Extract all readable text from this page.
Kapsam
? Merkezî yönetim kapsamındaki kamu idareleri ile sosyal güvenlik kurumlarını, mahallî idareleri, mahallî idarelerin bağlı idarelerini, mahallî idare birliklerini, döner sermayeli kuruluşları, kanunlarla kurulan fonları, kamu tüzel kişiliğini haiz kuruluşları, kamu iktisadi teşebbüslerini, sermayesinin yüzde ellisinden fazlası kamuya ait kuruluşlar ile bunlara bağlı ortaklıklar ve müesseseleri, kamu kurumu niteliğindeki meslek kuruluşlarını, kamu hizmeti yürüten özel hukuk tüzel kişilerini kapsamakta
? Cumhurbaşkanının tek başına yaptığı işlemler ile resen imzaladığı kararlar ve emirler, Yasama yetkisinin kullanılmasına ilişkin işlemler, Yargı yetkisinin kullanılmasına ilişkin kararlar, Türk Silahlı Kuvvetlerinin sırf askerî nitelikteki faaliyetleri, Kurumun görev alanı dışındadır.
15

......

*Task objective*.
From the preceding material, extract every line exactly.

*The completed task*.
Extract all readable text from this page.
Kapsam
? Merkezî yönetim kapsamındaki kamu idareleri ile sosyal güvenlik kurumlarını, mahallî idareleri, mahallî idarelerin bağlı idarelerini, mahallî idare birliklerini, döner sermayeli kuruluşları, kanunlarla kurulan fonları, kamu tüzel kişiliğini haiz kuruluşları, kamu iktisadi teşebbüslerini, sermayesinin yüzde ellisinden fazlası kamuya ait kuruluşlar ile bunlara bağlı ortaklıklar ve müesseseleri, kamu kurumu niteliğindeki meslek kuruluşlarını, kamu hizmeti yürüten özel hukuk tüzel kişilerini kapsamakta
? Cumhurbaşkanının tek başına yaptığı işlemler ile resen imzaladığı kararlar ve emirler, Yasama yetkisinin kullanılmasına ilişkin işlemler, Yargı yetkisinin kullanılmasına ilişkin kararlar, Türk Silahlı Kuvvetlerinin sırf askerî nitelikteki faaliyetleri, Kurumun görev alanı dışındadır.
15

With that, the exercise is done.